_What is needed_: Tell how many lines in the data below hold the string "name"; give nothing but the number.

_Information given_:
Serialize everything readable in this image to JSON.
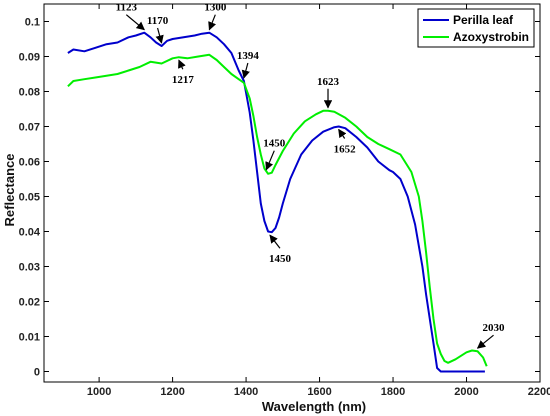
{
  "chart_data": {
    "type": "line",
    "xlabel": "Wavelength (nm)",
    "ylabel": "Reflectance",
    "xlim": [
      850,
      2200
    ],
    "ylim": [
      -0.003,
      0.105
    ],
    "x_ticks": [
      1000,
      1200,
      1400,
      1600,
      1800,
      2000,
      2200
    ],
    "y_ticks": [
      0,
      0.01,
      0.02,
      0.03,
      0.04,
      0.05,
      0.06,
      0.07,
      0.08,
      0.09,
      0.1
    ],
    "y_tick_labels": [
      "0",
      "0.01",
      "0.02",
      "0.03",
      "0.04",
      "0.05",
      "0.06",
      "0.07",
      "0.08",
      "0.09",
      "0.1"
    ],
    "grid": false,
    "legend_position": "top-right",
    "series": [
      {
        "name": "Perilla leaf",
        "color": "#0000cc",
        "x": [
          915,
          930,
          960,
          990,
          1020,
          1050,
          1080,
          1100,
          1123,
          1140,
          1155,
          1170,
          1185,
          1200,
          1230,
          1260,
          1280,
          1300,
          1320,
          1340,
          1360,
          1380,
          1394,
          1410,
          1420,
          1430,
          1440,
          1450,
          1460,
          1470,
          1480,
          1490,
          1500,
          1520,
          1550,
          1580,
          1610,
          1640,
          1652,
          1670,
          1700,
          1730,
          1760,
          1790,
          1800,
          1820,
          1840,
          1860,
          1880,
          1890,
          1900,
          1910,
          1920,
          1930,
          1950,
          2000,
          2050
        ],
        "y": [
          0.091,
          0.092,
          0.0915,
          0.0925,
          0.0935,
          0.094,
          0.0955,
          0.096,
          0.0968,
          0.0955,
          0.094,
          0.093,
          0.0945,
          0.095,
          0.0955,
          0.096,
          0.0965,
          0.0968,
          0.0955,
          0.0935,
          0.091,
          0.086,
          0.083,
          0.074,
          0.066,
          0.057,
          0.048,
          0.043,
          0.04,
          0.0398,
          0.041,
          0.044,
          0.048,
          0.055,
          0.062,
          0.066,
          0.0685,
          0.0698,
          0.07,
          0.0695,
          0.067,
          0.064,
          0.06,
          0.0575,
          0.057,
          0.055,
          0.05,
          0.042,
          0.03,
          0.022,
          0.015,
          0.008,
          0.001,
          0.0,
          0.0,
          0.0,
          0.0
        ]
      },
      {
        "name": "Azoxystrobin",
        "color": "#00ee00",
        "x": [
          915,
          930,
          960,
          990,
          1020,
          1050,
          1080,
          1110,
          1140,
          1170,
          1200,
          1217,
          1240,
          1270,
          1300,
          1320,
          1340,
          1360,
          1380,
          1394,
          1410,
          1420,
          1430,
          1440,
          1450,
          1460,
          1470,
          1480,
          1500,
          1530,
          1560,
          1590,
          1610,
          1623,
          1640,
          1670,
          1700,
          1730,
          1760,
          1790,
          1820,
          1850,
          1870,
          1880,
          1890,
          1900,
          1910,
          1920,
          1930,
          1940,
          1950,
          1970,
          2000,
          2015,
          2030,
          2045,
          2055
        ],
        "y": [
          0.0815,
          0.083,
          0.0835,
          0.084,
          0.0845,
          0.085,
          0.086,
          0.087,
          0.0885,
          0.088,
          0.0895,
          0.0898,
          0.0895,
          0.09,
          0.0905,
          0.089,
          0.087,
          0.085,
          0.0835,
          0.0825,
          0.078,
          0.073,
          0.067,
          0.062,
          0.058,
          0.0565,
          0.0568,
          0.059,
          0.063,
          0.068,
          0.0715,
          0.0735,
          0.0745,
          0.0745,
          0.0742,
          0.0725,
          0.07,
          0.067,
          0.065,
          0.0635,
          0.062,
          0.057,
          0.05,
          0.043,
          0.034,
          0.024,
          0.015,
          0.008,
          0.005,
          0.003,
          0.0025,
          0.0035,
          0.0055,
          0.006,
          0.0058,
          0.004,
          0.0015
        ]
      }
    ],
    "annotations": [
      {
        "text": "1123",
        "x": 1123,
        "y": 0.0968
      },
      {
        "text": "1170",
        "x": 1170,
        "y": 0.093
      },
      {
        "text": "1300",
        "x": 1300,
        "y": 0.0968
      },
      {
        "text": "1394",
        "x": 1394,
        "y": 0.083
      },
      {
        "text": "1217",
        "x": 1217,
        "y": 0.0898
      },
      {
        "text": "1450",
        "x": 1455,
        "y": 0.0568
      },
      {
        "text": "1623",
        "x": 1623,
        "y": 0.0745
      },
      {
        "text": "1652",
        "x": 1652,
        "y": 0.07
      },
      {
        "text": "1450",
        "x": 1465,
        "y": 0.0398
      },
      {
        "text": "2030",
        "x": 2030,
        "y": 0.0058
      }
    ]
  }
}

...

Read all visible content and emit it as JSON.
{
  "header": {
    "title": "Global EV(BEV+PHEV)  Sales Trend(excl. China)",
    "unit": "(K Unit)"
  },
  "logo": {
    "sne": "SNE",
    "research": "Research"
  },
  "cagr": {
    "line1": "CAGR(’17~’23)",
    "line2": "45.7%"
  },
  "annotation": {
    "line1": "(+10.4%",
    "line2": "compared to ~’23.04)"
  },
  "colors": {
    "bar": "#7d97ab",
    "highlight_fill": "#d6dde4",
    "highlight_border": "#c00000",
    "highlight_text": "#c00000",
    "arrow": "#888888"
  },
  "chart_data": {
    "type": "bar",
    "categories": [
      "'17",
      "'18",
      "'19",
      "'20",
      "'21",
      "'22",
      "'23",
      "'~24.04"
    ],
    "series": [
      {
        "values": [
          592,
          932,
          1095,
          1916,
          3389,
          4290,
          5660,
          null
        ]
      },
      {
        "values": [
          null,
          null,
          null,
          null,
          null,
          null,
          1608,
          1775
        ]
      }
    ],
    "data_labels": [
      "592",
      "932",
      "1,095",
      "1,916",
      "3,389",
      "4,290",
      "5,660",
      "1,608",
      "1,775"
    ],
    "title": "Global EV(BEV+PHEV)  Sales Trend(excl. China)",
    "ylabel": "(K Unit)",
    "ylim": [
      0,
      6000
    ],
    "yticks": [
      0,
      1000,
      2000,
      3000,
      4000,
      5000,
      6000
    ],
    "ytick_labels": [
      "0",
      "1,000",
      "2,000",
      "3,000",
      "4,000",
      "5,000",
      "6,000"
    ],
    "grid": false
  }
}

_Written response_: 2